══ Data listing ══
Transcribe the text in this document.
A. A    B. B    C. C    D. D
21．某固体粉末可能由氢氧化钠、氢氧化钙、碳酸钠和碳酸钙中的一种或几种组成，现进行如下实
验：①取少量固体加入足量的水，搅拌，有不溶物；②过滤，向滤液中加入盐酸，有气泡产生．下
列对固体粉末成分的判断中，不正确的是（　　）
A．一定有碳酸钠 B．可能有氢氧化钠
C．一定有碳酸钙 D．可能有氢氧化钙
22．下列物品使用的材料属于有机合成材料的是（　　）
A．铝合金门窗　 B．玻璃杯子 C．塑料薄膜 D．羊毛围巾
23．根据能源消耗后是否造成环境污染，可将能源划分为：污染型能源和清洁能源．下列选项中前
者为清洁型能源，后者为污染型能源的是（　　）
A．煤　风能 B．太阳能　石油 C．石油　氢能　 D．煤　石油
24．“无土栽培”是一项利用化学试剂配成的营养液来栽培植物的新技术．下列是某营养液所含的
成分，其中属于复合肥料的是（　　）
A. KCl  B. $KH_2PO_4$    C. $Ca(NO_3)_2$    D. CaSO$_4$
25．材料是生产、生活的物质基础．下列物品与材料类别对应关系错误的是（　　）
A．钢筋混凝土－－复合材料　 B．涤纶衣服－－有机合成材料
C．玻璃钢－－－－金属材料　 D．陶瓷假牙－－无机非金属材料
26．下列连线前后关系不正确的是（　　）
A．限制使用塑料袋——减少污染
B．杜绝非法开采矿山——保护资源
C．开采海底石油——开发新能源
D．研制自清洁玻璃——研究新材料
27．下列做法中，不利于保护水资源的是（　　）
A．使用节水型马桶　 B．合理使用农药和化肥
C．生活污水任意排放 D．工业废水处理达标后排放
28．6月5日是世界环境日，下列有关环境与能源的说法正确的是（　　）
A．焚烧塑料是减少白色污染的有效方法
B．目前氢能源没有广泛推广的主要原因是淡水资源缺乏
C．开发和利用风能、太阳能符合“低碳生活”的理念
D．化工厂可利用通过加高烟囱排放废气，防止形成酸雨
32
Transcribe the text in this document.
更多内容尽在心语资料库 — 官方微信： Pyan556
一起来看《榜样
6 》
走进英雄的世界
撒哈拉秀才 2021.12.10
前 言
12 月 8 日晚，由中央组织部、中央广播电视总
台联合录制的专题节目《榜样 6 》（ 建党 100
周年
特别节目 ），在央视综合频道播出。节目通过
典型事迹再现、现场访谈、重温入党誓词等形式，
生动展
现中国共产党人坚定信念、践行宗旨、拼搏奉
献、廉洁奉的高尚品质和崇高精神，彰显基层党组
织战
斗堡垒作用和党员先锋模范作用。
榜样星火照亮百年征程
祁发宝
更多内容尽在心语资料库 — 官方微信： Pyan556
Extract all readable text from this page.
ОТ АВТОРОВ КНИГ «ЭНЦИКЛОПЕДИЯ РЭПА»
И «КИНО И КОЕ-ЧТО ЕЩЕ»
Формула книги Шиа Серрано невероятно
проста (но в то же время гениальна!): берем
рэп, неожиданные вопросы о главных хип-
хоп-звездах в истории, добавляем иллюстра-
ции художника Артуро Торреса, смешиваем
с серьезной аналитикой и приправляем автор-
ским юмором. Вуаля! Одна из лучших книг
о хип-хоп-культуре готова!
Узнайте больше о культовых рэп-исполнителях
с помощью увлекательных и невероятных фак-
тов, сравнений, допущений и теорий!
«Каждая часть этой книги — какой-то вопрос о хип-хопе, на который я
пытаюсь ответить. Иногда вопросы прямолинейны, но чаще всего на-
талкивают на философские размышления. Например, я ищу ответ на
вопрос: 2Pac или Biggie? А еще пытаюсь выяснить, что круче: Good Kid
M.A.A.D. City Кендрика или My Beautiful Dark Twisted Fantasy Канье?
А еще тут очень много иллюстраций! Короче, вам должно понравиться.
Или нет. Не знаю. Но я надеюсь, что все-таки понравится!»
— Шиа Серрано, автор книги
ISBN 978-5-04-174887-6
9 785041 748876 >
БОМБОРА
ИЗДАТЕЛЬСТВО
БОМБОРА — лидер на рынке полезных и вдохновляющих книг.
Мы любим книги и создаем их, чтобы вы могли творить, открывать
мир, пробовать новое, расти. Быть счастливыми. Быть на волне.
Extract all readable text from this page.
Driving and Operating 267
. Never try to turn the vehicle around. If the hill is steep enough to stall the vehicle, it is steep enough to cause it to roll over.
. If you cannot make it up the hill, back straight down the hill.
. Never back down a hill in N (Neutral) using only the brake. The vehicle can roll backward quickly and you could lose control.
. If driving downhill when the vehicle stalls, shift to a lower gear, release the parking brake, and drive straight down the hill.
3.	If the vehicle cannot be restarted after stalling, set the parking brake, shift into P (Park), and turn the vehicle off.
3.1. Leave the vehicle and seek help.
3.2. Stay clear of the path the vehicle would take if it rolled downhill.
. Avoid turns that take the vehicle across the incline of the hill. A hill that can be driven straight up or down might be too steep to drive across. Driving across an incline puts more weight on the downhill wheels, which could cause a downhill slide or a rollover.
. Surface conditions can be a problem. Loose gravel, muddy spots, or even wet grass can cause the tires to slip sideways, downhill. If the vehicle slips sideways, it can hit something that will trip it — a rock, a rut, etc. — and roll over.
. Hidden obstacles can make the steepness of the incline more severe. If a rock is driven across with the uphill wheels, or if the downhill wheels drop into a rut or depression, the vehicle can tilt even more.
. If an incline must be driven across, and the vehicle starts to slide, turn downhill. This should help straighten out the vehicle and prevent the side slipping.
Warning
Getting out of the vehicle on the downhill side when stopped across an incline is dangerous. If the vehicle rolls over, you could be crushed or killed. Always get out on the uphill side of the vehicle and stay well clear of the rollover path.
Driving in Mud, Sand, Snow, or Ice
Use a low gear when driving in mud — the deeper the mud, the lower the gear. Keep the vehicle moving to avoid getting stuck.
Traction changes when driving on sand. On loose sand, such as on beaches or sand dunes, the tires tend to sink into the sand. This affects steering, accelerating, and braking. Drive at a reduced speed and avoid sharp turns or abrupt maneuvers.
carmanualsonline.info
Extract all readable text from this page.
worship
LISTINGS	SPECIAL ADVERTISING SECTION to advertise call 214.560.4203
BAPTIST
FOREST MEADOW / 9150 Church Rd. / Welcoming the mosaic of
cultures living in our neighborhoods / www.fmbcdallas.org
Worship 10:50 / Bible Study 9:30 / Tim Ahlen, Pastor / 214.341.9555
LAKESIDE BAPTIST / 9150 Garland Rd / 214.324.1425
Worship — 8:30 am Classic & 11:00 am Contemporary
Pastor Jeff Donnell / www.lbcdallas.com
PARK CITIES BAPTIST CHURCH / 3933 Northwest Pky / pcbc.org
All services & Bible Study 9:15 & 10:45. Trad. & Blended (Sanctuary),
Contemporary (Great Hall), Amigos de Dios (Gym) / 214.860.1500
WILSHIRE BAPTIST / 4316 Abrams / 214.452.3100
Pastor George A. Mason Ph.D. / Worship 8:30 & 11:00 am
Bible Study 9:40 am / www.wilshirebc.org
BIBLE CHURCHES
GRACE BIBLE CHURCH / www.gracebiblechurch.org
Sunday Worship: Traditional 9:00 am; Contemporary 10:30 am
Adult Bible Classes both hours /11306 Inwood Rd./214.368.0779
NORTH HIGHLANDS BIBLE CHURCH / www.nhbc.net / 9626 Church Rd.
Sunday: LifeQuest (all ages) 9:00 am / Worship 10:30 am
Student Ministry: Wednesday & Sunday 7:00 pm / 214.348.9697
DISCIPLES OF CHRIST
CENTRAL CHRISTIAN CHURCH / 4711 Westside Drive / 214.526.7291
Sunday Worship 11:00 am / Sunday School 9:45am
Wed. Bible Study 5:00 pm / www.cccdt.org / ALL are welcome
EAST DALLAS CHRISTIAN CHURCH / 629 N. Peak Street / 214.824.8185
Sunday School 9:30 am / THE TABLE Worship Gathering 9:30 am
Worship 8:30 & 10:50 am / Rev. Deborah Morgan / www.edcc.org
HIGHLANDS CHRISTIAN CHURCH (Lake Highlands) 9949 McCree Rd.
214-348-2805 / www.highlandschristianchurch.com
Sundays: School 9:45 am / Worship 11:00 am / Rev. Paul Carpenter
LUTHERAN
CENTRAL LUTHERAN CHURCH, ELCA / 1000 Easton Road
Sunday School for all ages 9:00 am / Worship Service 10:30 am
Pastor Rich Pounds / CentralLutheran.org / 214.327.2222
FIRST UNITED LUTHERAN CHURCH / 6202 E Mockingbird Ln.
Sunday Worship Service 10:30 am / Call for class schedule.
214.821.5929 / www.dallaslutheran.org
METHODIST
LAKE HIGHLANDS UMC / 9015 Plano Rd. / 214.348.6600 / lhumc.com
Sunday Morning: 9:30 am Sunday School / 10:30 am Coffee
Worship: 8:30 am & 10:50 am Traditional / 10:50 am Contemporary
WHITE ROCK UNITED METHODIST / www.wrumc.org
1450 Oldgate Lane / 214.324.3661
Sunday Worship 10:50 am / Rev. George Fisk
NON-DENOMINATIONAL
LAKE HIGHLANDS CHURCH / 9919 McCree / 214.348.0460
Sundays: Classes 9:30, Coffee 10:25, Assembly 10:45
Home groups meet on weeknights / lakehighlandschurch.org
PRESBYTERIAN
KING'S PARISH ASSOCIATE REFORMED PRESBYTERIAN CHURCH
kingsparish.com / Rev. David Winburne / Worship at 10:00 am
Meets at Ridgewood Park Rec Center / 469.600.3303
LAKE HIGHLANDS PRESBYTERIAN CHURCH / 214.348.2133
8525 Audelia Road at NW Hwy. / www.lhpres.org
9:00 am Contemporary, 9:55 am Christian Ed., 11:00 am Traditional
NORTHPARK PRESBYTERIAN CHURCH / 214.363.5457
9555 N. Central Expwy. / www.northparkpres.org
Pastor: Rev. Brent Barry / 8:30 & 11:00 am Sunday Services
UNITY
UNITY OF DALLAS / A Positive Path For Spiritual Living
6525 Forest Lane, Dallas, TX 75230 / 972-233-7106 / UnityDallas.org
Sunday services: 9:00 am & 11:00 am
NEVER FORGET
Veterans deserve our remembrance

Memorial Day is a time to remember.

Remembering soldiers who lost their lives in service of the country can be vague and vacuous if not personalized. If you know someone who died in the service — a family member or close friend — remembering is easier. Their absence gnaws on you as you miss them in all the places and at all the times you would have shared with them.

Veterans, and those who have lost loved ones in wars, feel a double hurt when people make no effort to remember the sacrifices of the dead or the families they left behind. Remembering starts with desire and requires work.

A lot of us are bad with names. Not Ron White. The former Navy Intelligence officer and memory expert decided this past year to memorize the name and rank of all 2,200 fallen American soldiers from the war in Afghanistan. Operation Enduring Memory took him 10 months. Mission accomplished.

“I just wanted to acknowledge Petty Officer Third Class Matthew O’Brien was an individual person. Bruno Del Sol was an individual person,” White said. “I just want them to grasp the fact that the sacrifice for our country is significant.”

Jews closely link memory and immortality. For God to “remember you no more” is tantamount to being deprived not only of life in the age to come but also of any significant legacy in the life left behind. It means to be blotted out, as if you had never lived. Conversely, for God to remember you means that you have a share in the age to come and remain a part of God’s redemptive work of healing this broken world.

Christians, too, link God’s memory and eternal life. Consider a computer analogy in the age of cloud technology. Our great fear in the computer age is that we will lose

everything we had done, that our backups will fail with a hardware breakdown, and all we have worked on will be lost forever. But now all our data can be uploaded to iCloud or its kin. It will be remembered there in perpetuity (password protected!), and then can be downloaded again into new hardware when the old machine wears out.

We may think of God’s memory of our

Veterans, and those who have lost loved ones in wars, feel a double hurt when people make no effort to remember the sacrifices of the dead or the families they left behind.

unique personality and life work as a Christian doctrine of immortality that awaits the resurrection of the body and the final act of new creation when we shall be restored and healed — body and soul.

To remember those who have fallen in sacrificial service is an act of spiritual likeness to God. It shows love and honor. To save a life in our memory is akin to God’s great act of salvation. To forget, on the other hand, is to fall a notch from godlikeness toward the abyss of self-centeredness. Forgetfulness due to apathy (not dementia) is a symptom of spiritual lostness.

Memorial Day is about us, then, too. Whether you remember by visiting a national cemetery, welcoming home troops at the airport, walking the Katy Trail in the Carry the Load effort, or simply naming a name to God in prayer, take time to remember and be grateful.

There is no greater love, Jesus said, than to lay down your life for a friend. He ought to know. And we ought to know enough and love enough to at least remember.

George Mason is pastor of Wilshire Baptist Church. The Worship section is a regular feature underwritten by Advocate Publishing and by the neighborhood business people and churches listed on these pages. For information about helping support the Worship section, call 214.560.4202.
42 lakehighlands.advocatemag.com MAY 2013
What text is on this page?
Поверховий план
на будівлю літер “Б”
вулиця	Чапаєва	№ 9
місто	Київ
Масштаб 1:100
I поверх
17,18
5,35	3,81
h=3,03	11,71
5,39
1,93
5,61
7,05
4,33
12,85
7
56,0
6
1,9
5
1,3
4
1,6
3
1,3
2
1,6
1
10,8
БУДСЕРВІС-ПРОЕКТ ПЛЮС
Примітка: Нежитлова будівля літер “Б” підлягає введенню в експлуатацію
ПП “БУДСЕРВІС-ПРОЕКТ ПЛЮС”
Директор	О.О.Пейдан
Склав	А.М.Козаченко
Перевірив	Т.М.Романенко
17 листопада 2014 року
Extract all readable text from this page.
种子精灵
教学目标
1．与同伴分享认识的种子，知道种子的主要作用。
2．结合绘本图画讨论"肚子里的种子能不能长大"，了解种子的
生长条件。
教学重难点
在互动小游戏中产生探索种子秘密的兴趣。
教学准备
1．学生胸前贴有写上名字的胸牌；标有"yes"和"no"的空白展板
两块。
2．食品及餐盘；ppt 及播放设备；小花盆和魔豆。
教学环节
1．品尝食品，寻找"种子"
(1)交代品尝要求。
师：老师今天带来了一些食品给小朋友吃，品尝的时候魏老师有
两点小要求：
═══
-- Problem details --
Collect every line with the string "left" from the records, and copy each.

-- Result for this exercise --
Veterans, and those who have lost loved ones in wars, feel a double hurt when people make no effort to remember the sacrifices of the dead or the families they left behind. Remembering starts with desire and requires work.
Jews closely link memory and immortality. For God to “remember you no more” is tantamount to being deprived not only of life in the age to come but also of any significant legacy in the life left behind. It means to be blotted out, as if you had never lived. Conversely, for God to remember you means that you have a share in the age to come and remain a part of God’s redemptive work of healing this broken world.
Veterans, and those who have lost loved ones in wars, feel a double hurt when people make no effort to remember the sacrifices of the dead or the families they left behind.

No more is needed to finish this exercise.